*AIM*. Pick out each line with the word "icon" from the material that follows.

A block of data:
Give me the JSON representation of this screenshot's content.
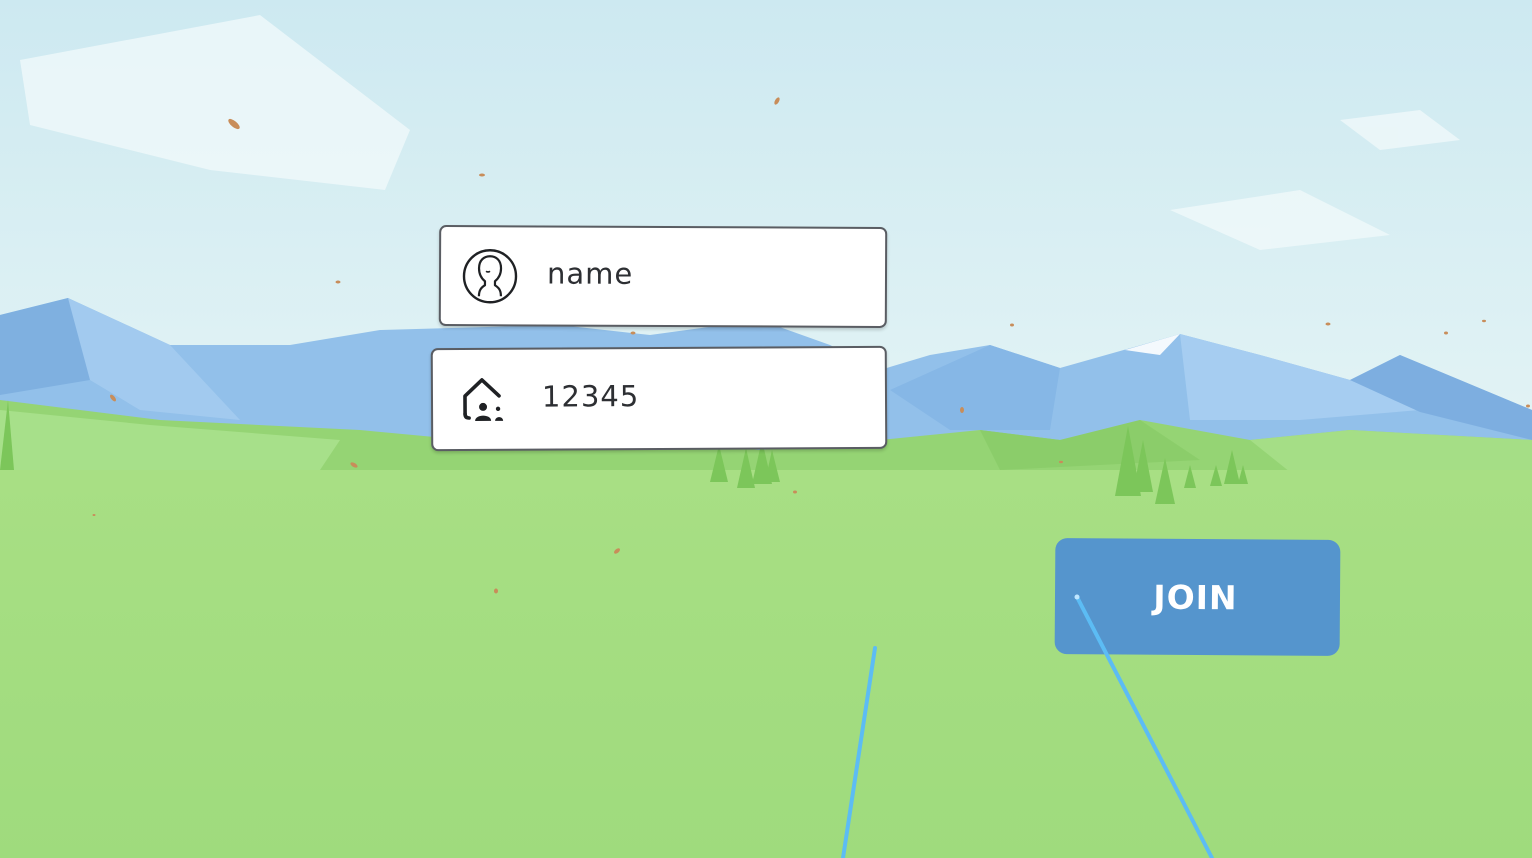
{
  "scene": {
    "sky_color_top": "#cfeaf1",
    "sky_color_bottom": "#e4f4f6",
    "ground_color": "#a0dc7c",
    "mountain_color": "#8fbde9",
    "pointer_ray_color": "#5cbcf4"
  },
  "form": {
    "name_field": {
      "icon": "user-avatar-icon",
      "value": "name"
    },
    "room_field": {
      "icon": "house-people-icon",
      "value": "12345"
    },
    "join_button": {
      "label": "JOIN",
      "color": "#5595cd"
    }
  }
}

*TASK OUTPUT*.
      "icon": "user-avatar-icon",
      "icon": "house-people-icon",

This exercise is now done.